• _WHAT THE TASK REQUIRES_
Lines containing the string "name" are to be counted. Write only how many there are.

═════ DATASET CONTENT

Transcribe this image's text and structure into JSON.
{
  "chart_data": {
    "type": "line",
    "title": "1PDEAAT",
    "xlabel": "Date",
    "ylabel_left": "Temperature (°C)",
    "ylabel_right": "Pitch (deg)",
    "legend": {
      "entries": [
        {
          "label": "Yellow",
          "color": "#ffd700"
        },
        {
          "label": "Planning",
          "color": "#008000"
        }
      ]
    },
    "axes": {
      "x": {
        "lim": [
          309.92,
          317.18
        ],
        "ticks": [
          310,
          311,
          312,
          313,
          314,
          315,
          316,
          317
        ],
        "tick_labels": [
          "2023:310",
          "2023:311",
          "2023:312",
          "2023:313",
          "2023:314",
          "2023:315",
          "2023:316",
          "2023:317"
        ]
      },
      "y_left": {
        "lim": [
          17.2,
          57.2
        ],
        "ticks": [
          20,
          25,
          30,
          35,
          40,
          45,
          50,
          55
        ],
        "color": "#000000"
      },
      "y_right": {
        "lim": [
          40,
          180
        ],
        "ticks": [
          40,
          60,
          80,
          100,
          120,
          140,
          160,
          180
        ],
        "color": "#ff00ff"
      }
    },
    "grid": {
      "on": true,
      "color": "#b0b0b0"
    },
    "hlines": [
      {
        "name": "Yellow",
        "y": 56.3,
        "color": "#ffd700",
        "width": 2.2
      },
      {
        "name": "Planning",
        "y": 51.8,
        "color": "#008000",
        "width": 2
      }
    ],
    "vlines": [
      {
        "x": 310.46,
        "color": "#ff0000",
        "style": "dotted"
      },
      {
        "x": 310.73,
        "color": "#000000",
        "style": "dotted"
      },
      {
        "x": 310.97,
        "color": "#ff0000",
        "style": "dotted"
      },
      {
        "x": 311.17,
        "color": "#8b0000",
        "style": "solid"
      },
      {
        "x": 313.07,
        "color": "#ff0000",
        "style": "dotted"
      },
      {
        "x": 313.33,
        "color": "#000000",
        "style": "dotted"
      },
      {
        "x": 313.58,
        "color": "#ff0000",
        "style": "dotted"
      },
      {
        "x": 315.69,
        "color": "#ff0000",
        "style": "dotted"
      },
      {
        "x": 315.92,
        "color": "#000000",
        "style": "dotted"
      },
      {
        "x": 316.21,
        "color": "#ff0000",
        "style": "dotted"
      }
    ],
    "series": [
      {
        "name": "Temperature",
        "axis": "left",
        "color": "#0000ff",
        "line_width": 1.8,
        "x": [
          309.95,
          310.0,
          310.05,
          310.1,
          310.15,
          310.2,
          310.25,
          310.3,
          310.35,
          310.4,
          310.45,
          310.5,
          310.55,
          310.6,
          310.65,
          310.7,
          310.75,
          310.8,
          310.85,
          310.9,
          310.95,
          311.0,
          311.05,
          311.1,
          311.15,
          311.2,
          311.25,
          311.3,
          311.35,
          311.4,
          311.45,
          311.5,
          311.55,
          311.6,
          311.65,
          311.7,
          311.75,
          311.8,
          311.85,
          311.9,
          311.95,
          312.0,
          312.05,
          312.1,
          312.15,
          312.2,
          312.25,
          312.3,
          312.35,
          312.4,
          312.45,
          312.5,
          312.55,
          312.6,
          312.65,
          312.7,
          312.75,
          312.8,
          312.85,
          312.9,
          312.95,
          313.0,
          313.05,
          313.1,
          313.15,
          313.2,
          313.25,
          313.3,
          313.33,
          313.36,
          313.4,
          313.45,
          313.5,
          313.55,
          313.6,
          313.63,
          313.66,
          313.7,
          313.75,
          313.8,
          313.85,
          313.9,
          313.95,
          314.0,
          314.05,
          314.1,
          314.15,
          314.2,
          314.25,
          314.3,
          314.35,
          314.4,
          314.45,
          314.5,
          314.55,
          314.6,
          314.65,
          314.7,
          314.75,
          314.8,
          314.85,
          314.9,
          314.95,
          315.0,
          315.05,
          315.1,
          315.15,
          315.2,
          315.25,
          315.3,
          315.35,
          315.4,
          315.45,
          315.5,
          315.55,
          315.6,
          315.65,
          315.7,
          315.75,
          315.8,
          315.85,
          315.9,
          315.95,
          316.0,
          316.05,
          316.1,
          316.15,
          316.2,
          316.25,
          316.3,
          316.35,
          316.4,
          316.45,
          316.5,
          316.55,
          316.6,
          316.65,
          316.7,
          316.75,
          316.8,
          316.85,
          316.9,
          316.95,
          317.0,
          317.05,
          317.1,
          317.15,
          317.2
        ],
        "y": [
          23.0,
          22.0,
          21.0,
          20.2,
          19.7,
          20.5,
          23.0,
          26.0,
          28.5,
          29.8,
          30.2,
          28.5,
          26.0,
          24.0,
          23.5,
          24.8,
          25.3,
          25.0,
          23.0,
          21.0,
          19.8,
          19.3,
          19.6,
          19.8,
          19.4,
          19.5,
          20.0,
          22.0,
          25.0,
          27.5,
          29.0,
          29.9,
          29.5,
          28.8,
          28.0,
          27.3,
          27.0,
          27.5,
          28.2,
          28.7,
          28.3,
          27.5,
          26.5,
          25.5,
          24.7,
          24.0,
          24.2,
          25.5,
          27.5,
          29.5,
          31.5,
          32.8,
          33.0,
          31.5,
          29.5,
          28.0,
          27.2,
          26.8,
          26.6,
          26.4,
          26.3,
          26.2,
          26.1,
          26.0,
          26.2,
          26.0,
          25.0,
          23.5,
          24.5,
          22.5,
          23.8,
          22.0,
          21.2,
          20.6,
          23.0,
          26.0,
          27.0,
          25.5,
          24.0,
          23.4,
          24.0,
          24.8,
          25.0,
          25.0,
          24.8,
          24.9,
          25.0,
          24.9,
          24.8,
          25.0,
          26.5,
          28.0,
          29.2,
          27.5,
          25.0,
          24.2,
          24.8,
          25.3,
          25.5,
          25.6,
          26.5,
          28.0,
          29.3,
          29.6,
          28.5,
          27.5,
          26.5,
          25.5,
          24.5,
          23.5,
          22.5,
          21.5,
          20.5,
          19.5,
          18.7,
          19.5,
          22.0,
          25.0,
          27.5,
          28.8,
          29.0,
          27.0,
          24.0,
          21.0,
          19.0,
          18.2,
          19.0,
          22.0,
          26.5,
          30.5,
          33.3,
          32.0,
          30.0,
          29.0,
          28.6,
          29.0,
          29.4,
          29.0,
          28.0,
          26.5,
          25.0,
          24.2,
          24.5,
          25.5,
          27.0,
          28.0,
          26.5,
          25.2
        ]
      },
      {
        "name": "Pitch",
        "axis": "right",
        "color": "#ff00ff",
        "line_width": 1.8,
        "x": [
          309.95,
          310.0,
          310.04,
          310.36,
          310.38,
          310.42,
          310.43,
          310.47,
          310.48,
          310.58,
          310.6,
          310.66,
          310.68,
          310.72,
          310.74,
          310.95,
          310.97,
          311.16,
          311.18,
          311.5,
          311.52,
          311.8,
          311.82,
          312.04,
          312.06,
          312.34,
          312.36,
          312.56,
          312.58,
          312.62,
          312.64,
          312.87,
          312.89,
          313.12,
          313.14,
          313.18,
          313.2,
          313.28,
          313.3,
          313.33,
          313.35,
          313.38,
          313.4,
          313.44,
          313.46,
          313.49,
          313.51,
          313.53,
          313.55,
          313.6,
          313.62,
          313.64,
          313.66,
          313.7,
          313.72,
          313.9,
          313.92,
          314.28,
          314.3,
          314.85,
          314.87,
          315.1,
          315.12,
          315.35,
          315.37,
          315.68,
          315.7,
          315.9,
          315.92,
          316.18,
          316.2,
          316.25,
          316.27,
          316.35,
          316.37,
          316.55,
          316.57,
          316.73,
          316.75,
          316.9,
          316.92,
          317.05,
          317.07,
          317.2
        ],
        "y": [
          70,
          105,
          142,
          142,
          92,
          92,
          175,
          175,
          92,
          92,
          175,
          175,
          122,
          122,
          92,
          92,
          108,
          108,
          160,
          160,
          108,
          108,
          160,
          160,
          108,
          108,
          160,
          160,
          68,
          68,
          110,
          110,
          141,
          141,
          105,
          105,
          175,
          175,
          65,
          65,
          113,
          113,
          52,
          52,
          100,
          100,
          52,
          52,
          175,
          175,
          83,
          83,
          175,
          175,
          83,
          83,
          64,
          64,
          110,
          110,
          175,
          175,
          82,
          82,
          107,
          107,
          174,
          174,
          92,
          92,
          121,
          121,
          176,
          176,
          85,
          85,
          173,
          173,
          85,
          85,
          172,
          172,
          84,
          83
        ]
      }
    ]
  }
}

══════════

• _FINAL ANSWER_
4